* _Aim_:
Read the listing and extract each line that includes the word "Boca".

Stored records:
•••••

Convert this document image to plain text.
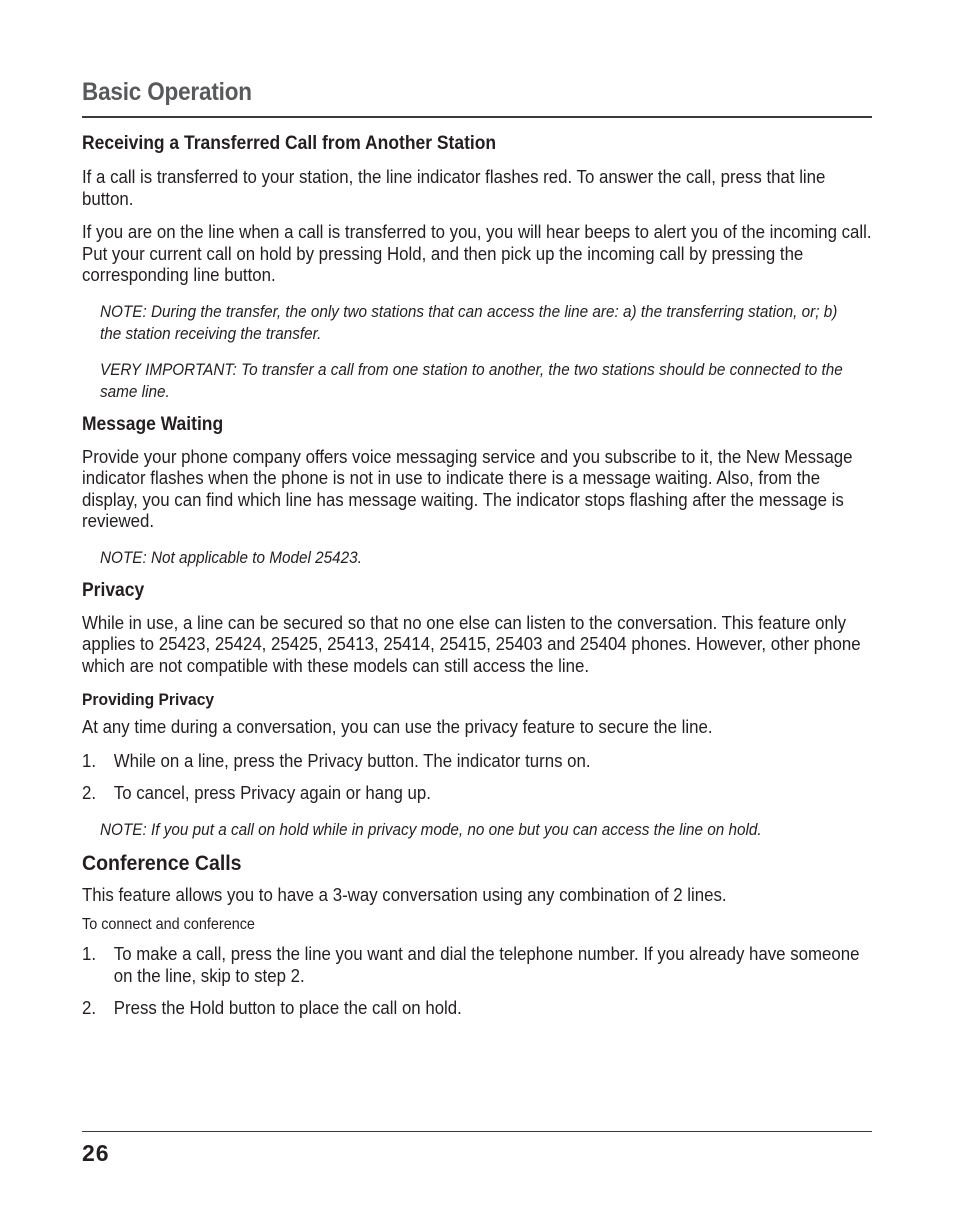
Basic Operation
Receiving a Transferred Call from Another Station

If a call is transferred to your station, the line indicator flashes red. To answer the call, press that line button.

If you are on the line when a call is transferred to you, you will hear beeps to alert you of the incoming call. Put your current call on hold by pressing Hold, and then pick up the incoming call by pressing the corresponding line button.

NOTE: During the transfer, the only two stations that can access the line are: a) the transferring station, or; b) the station receiving the transfer.

VERY IMPORTANT: To transfer a call from one station to another, the two stations should be connected to the same line.

Message Waiting

Provide your phone company offers voice messaging service and you subscribe to it, the New Message indicator flashes when the phone is not in use to indicate there is a message waiting. Also, from the display, you can find which line has message waiting. The indicator stops flashing after the message is reviewed.

NOTE: Not applicable to Model 25423.

Privacy

While in use, a line can be secured so that no one else can listen to the conversation. This feature only applies to 25423, 25424, 25425, 25413, 25414, 25415, 25403 and 25404 phones. However, other phone which are not compatible with these models can still access the line.

Providing Privacy

At any time during a conversation, you can use the privacy feature to secure the line.

1. While on a line, press the Privacy button. The indicator turns on.
2. To cancel, press Privacy again or hang up.

NOTE: If you put a call on hold while in privacy mode, no one but you can access the line on hold.

Conference Calls

This feature allows you to have a 3-way conversation using any combination of 2 lines.

To connect and conference
1. To make a call, press the line you want and dial the telephone number. If you already have someone on the line, skip to step 2.
2. Press the Hold button to place the call on hold.
26
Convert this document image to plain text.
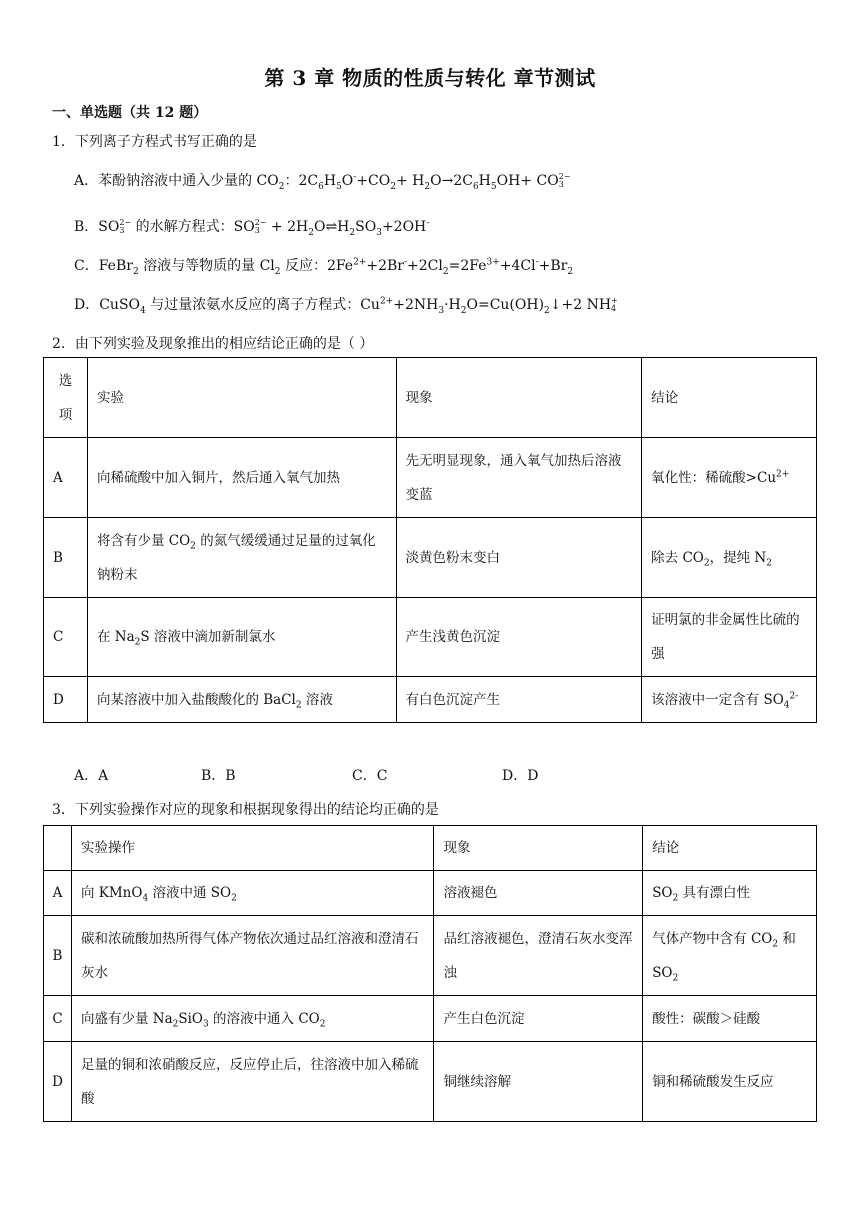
第 3 章 物质的性质与转化 章节测试
一、单选题（共 12 题）
1．下列离子方程式书写正确的是
A．苯酚钠溶液中通入少量的 $CO_2$：$2C_6H_5O^-+CO_2+ H_2O\to 2C_6H_5OH+$ CO 2−
3
B．SO 2−
3 的水解方程式：SO 2−
$3 + 2H_2O\rightleftharpoons H_2SO_3+2OH^-$
C．FeBr$_2$ 溶液与等物质的量 $Cl_2$ 反应：$2Fe^{2+}+2Br^-+2Cl_2=2Fe^{3+}+4Cl^-+Br_2$
D．CuSO$_4$ 与过量浓氨水反应的离子方程式：$Cu^{2+}+2NH_3\cdot H_2O=Cu(OH)_2↓+2$ NH +
4
2．由下列实验及现象推出的相应结论正确的是（ ）
选项	实验	现象	结论
A	向稀硫酸中加入铜片，然后通入氧气加热	先无明显现象，通入氧气加热后溶液变蓝	氧化性：稀硫酸$>Cu^{2+}$
B	将含有少量 $CO_2$ 的氮气缓缓通过足量的过氧化钠粉末	淡黄色粉末变白	除去 $CO_2$，提纯 $N_2$
C	在 $Na_2S$ 溶液中滴加新制氯水	产生浅黄色沉淀	证明氯的非金属性比硫的强
D	向某溶液中加入盐酸酸化的 BaCl$_2$ 溶液	有白色沉淀产生	该溶液中一定含有 $SO_4^{2-}$
A．A	B．B	C．C	D．D
3．下列实验操作对应的现象和根据现象得出的结论均正确的是
	实验操作	现象	结论
A	向 KMnO$_4$ 溶液中通 $SO_2$	溶液褪色	$SO_2$ 具有漂白性
B	碳和浓硫酸加热所得气体产物依次通过品红溶液和澄清石灰水	品红溶液褪色，澄清石灰水变浑浊	气体产物中含有 $CO_2$ 和 $SO_2$
C	向盛有少量 $Na_2SiO_3$ 的溶液中通入 $CO_2$	产生白色沉淀	酸性：碳酸＞硅酸
D	足量的铜和浓硝酸反应，反应停止后，往溶液中加入稀硫酸	铜继续溶解	铜和稀硫酸发生反应
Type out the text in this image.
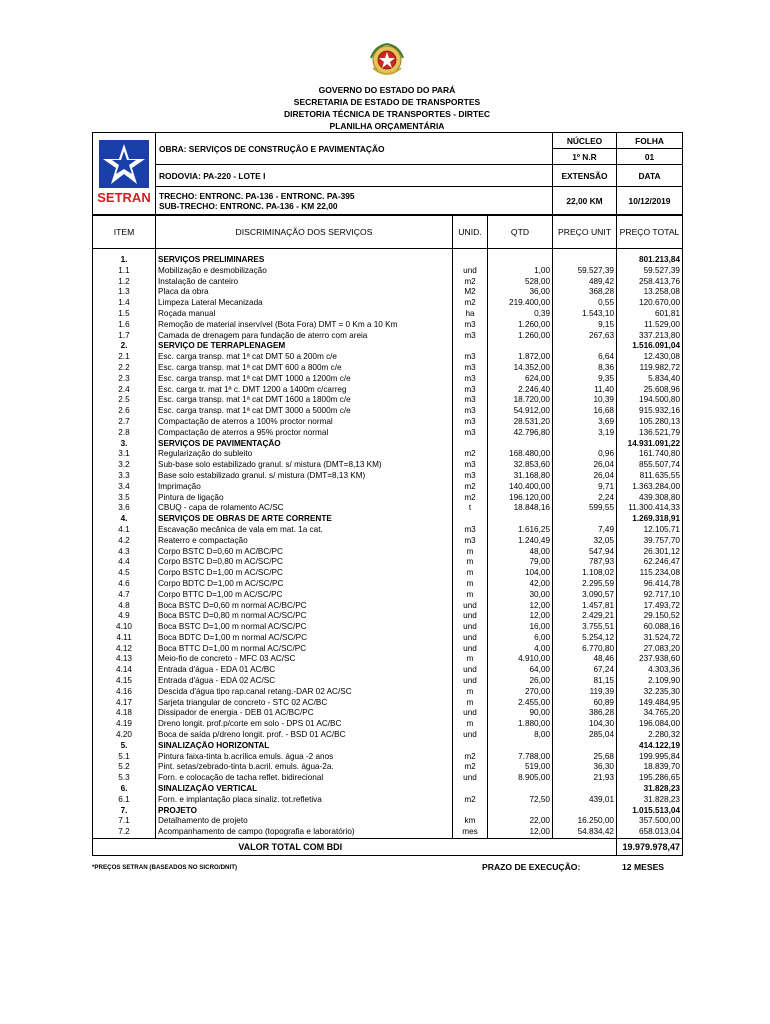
GOVERNO DO ESTADO DO PARÁ
SECRETARIA DE ESTADO DE TRANSPORTES
DIRETORIA TÉCNICA DE TRANSPORTES - DIRTEC
PLANILHA ORÇAMENTÁRIA
SETRAN	OBRA: SERVIÇOS DE CONSTRUÇÃO E PAVIMENTAÇÃO	NÚCLEO	FOLHA
		1º N.R	01
	RODOVIA: PA-220 - LOTE I	EXTENSÃO	DATA
	TRECHO: ENTRONC. PA-136 - ENTRONC. PA-395	22,00 KM	10/12/2019
	SUB-TRECHO: ENTRONC. PA-136 - KM 22,00		
ITEM	DISCRIMINAÇÃO DOS SERVIÇOS	UNID.	QTD	PREÇO UNIT	PREÇO TOTAL
1.	SERVIÇOS PRELIMINARES				801.213,84
1.1	Mobilização e desmobilização	und	1,00	59.527,39	59.527,39
1.2	Instalação de canteiro	m2	528,00	489,42	258.413,76
1.3	Placa da obra	M2	36,00	368,28	13.258,08
1.4	Limpeza Lateral Mecanizada	m2	219.400,00	0,55	120.670,00
1.5	Roçada manual	ha	0,39	1.543,10	601,81
1.6	Remoção de material inservível (Bota Fora) DMT = 0 Km a 10 Km	m3	1.260,00	9,15	11.529,00
1.7	Camada de drenagem para fundação de aterro com areia	m3	1.260,00	267,63	337.213,80
2.	SERVIÇO DE TERRAPLENAGEM				1.516.091,04
2.1	Esc. carga transp. mat 1ª cat DMT 50 a 200m c/e	m3	1.872,00	6,64	12.430,08
2.2	Esc. carga transp. mat 1ª cat DMT 600 a 800m c/e	m3	14.352,00	8,36	119.982,72
2.3	Esc. carga transp. mat 1ª cat DMT 1000 a 1200m c/e	m3	624,00	9,35	5.834,40
2.4	Esc. carga tr. mat 1ª c. DMT 1200 a 1400m c/carreg	m3	2.246,40	11,40	25.608,96
2.5	Esc. carga transp. mat 1ª cat DMT 1600 a 1800m c/e	m3	18.720,00	10,39	194.500,80
2.6	Esc. carga transp. mat 1ª cat DMT 3000 a 5000m c/e	m3	54.912,00	16,68	915.932,16
2.7	Compactação de aterros a 100% proctor normal	m3	28.531,20	3,69	105.280,13
2.8	Compactação de aterros a 95% proctor normal	m3	42.796,80	3,19	136.521,79
3.	SERVIÇOS DE PAVIMENTAÇÃO				14.931.091,22
3.1	Regularização do subleito	m2	168.480,00	0,96	161.740,80
3.2	Sub-base solo estabilizado granul. s/ mistura (DMT=8,13 KM)	m3	32.853,60	26,04	855.507,74
3.3	Base solo estabilizado granul. s/ mistura (DMT=8,13 KM)	m3	31.168,80	26,04	811.635,55
3.4	Imprimação	m2	140.400,00	9,71	1.363.284,00
3.5	Pintura de ligação	m2	196.120,00	2,24	439.308,80
3.6	CBUQ - capa de rolamento AC/SC	t	18.848,16	599,55	11.300.414,33
4.	SERVIÇOS DE OBRAS DE ARTE CORRENTE				1.269.318,91
4.1	Escavação mecânica de vala em mat. 1a cat.	m3	1.616,25	7,49	12.105,71
4.2	Reaterro e compactação	m3	1.240,49	32,05	39.757,70
4.3	Corpo BSTC D=0,60 m AC/BC/PC	m	48,00	547,94	26.301,12
4.4	Corpo BSTC D=0,80 m AC/SC/PC	m	79,00	787,93	62.246,47
4.5	Corpo BSTC D=1,00 m AC/SC/PC	m	104,00	1.108,02	115.234,08
4.6	Corpo BDTC D=1,00 m AC/SC/PC	m	42,00	2.295,59	96.414,78
4.7	Corpo BTTC D=1,00 m AC/SC/PC	m	30,00	3.090,57	92.717,10
4.8	Boca BSTC D=0,60 m normal AC/BC/PC	und	12,00	1.457,81	17.493,72
4.9	Boca BSTC D=0,80 m normal AC/SC/PC	und	12,00	2.429,21	29.150,52
4.10	Boca BSTC D=1,00 m normal AC/SC/PC	und	16,00	3.755,51	60.088,16
4.11	Boca BDTC D=1,00 m normal AC/SC/PC	und	6,00	5.254,12	31.524,72
4.12	Boca BTTC D=1,00 m normal AC/SC/PC	und	4,00	6.770,80	27.083,20
4.13	Meio-fio de concreto - MFC 03 AC/SC	m	4.910,00	48,46	237.938,60
4.14	Entrada d'água - EDA 01 AC/BC	und	64,00	67,24	4.303,36
4.15	Entrada d'água - EDA 02 AC/SC	und	26,00	81,15	2.109,90
4.16	Descida d'água tipo rap.canal retang.-DAR 02 AC/SC	m	270,00	119,39	32.235,30
4.17	Sarjeta triangular de concreto - STC 02 AC/BC	m	2.455,00	60,89	149.484,95
4.18	Dissipador de energia - DEB 01 AC/BC/PC	und	90,00	386,28	34.765,20
4.19	Dreno longit. prof.p/corte em solo - DPS 01 AC/BC	m	1.880,00	104,30	196.084,00
4.20	Boca de saída p/dreno longit. prof. - BSD 01 AC/BC	und	8,00	285,04	2.280,32
5.	SINALIZAÇÃO HORIZONTAL				414.122,19
5.1	Pintura faixa-tinta b.acrílica emuls. água -2 anos	m2	7.788,00	25,68	199.995,84
5.2	Pint. setas/zebrado-tinta b.acril. emuls. água-2a.	m2	519,00	36,30	18.839,70
5.3	Forn. e colocação de tacha reflet. bidirecional	und	8.905,00	21,93	195.286,65
6.	SINALIZAÇÃO VERTICAL				31.828,23
6.1	Forn. e implantação placa sinaliz. tot.refletiva	m2	72,50	439,01	31.828,23
7.	PROJETO				1.015.513,04
7.1	Detalhamento de projeto	km	22,00	16.250,00	357.500,00
7.2	Acompanhamento de campo (topografia e laboratório)	mes	12,00	54.834,42	658.013,04
VALOR TOTAL COM BDI		19.979.978,47
*PREÇOS SETRAN (BASEADOS NO SICRO/DNIT)	PRAZO DE EXECUÇÃO:	12 MESES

•••••

* _Completed task_:
4.8	Boca BSTC D=0,60 m normal AC/BC/PC	und	12,00	1.457,81	17.493,72
4.9	Boca BSTC D=0,80 m normal AC/SC/PC	und	12,00	2.429,21	29.150,52
4.10	Boca BSTC D=1,00 m normal AC/SC/PC	und	16,00	3.755,51	60.088,16
4.11	Boca BDTC D=1,00 m normal AC/SC/PC	und	6,00	5.254,12	31.524,72
4.12	Boca BTTC D=1,00 m normal AC/SC/PC	und	4,00	6.770,80	27.083,20
4.20	Boca de saída p/dreno longit. prof. - BSD 01 AC/BC	und	8,00	285,04	2.280,32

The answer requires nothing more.